## [What is needed]
Omit the pictures and output every entry below exactly as written.

..........

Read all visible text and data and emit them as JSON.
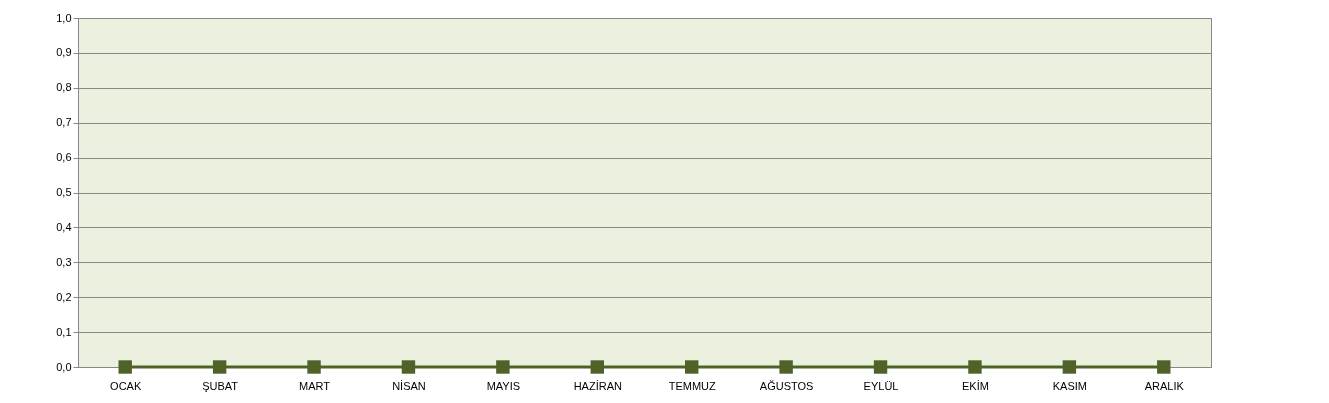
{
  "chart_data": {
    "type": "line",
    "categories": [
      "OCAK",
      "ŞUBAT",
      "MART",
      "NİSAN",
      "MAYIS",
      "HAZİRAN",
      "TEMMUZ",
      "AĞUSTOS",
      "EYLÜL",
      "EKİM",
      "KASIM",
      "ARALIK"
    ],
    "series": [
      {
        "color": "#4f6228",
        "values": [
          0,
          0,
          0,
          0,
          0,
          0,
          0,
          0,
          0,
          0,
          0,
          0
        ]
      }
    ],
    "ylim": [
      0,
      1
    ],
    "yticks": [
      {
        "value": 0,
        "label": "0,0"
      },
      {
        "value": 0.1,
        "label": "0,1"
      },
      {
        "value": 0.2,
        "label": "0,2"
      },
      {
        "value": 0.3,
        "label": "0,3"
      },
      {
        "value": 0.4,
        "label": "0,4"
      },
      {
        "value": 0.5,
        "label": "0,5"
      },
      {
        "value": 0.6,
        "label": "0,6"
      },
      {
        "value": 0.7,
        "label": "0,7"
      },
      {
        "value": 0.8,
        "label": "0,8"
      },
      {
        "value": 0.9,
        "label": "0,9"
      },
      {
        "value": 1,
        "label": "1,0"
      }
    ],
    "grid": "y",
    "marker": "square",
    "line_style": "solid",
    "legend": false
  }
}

..........

## [Final answer]
Read all visible text and data and emit them as JSON.
{
  "chart_data": {
    "type": "line",
    "categories": [
      "OCAK",
      "ŞUBAT",
      "MART",
      "NİSAN",
      "MAYIS",
      "HAZİRAN",
      "TEMMUZ",
      "AĞUSTOS",
      "EYLÜL",
      "EKİM",
      "KASIM",
      "ARALIK"
    ],
    "series": [
      {
        "color": "#4f6228",
        "values": [
          0,
          0,
          0,
          0,
          0,
          0,
          0,
          0,
          0,
          0,
          0,
          0
        ]
      }
    ],
    "ylim": [
      0,
      1
    ],
    "yticks": [
      {
        "value": 0,
        "label": "0,0"
      },
      {
        "value": 0.1,
        "label": "0,1"
      },
      {
        "value": 0.2,
        "label": "0,2"
      },
      {
        "value": 0.3,
        "label": "0,3"
      },
      {
        "value": 0.4,
        "label": "0,4"
      },
      {
        "value": 0.5,
        "label": "0,5"
      },
      {
        "value": 0.6,
        "label": "0,6"
      },
      {
        "value": 0.7,
        "label": "0,7"
      },
      {
        "value": 0.8,
        "label": "0,8"
      },
      {
        "value": 0.9,
        "label": "0,9"
      },
      {
        "value": 1,
        "label": "1,0"
      }
    ],
    "grid": "y",
    "marker": "square",
    "line_style": "solid",
    "legend": false
  }
}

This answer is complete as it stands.